• _Supplied material_:
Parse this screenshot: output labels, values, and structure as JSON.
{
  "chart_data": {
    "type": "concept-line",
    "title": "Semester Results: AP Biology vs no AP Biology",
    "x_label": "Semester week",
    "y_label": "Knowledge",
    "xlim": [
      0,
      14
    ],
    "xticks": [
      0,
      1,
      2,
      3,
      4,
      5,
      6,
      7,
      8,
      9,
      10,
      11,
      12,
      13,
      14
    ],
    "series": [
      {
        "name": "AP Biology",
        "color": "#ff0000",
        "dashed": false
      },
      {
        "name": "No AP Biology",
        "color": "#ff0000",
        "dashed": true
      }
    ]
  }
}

• _Task details_: Find each line that has the word "Semester", then copy it out.

• _Written answer_:
    "title": "Semester Results: AP Biology vs no AP Biology",
    "x_label": "Semester week",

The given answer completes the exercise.